-- start of DATASET --

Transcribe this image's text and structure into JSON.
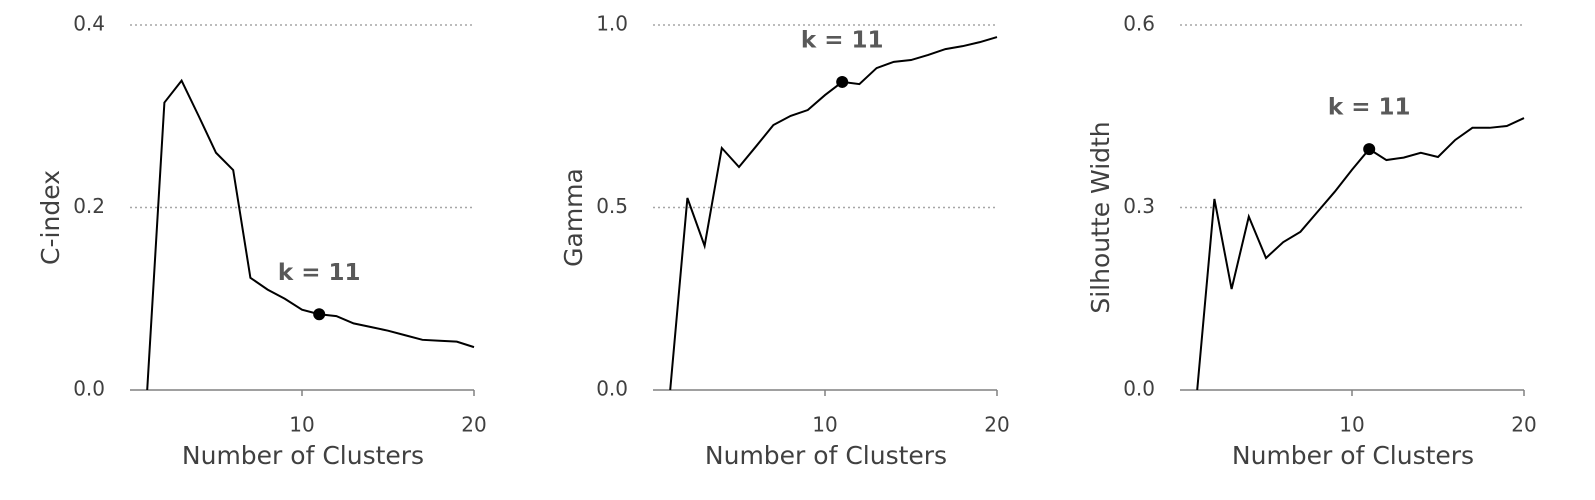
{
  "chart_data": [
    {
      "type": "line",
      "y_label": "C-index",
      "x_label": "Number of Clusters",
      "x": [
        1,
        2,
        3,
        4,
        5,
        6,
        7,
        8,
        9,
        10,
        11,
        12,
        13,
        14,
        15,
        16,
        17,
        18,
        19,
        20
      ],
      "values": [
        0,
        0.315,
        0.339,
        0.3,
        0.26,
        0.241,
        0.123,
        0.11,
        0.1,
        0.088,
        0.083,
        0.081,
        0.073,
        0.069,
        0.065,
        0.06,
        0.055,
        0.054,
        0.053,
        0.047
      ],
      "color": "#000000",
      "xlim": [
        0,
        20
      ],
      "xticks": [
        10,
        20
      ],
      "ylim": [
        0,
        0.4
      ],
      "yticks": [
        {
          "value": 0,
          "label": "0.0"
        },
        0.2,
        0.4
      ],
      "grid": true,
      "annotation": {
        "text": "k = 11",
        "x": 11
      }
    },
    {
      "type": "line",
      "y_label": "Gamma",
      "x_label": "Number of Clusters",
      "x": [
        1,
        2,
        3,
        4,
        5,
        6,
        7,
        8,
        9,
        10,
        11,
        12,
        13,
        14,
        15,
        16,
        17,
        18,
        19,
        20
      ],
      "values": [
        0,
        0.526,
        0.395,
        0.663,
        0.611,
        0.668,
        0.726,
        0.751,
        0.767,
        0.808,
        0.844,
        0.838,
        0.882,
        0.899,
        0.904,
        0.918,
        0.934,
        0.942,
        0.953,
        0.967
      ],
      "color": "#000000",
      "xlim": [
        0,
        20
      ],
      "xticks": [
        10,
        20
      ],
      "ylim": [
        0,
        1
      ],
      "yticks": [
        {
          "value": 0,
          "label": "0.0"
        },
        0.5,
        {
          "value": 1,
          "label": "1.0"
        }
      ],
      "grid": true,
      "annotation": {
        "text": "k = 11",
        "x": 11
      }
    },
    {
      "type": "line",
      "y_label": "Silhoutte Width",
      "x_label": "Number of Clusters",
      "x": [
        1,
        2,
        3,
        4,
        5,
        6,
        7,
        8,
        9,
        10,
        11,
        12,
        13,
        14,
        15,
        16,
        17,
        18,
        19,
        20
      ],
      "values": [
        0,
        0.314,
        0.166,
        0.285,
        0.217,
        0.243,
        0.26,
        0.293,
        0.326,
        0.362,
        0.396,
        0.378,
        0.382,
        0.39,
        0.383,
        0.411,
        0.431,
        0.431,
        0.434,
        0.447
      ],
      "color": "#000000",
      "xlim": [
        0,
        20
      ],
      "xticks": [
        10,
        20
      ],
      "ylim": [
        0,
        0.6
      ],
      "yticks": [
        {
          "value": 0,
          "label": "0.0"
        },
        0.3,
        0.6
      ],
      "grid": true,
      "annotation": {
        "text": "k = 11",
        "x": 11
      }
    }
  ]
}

-- end of DATASET --

• [GIVEN REQUEST]: Set the data above down again exactly as given, with no pictures.

• [FINISHED ANSWER]:
Transcribe this image's text and structure into JSON.
{
  "chart_data": [
    {
      "type": "line",
      "y_label": "C-index",
      "x_label": "Number of Clusters",
      "x": [
        1,
        2,
        3,
        4,
        5,
        6,
        7,
        8,
        9,
        10,
        11,
        12,
        13,
        14,
        15,
        16,
        17,
        18,
        19,
        20
      ],
      "values": [
        0,
        0.315,
        0.339,
        0.3,
        0.26,
        0.241,
        0.123,
        0.11,
        0.1,
        0.088,
        0.083,
        0.081,
        0.073,
        0.069,
        0.065,
        0.06,
        0.055,
        0.054,
        0.053,
        0.047
      ],
      "color": "#000000",
      "xlim": [
        0,
        20
      ],
      "xticks": [
        10,
        20
      ],
      "ylim": [
        0,
        0.4
      ],
      "yticks": [
        {
          "value": 0,
          "label": "0.0"
        },
        0.2,
        0.4
      ],
      "grid": true,
      "annotation": {
        "text": "k = 11",
        "x": 11
      }
    },
    {
      "type": "line",
      "y_label": "Gamma",
      "x_label": "Number of Clusters",
      "x": [
        1,
        2,
        3,
        4,
        5,
        6,
        7,
        8,
        9,
        10,
        11,
        12,
        13,
        14,
        15,
        16,
        17,
        18,
        19,
        20
      ],
      "values": [
        0,
        0.526,
        0.395,
        0.663,
        0.611,
        0.668,
        0.726,
        0.751,
        0.767,
        0.808,
        0.844,
        0.838,
        0.882,
        0.899,
        0.904,
        0.918,
        0.934,
        0.942,
        0.953,
        0.967
      ],
      "color": "#000000",
      "xlim": [
        0,
        20
      ],
      "xticks": [
        10,
        20
      ],
      "ylim": [
        0,
        1
      ],
      "yticks": [
        {
          "value": 0,
          "label": "0.0"
        },
        0.5,
        {
          "value": 1,
          "label": "1.0"
        }
      ],
      "grid": true,
      "annotation": {
        "text": "k = 11",
        "x": 11
      }
    },
    {
      "type": "line",
      "y_label": "Silhoutte Width",
      "x_label": "Number of Clusters",
      "x": [
        1,
        2,
        3,
        4,
        5,
        6,
        7,
        8,
        9,
        10,
        11,
        12,
        13,
        14,
        15,
        16,
        17,
        18,
        19,
        20
      ],
      "values": [
        0,
        0.314,
        0.166,
        0.285,
        0.217,
        0.243,
        0.26,
        0.293,
        0.326,
        0.362,
        0.396,
        0.378,
        0.382,
        0.39,
        0.383,
        0.411,
        0.431,
        0.431,
        0.434,
        0.447
      ],
      "color": "#000000",
      "xlim": [
        0,
        20
      ],
      "xticks": [
        10,
        20
      ],
      "ylim": [
        0,
        0.6
      ],
      "yticks": [
        {
          "value": 0,
          "label": "0.0"
        },
        0.3,
        0.6
      ],
      "grid": true,
      "annotation": {
        "text": "k = 11",
        "x": 11
      }
    }
  ]
}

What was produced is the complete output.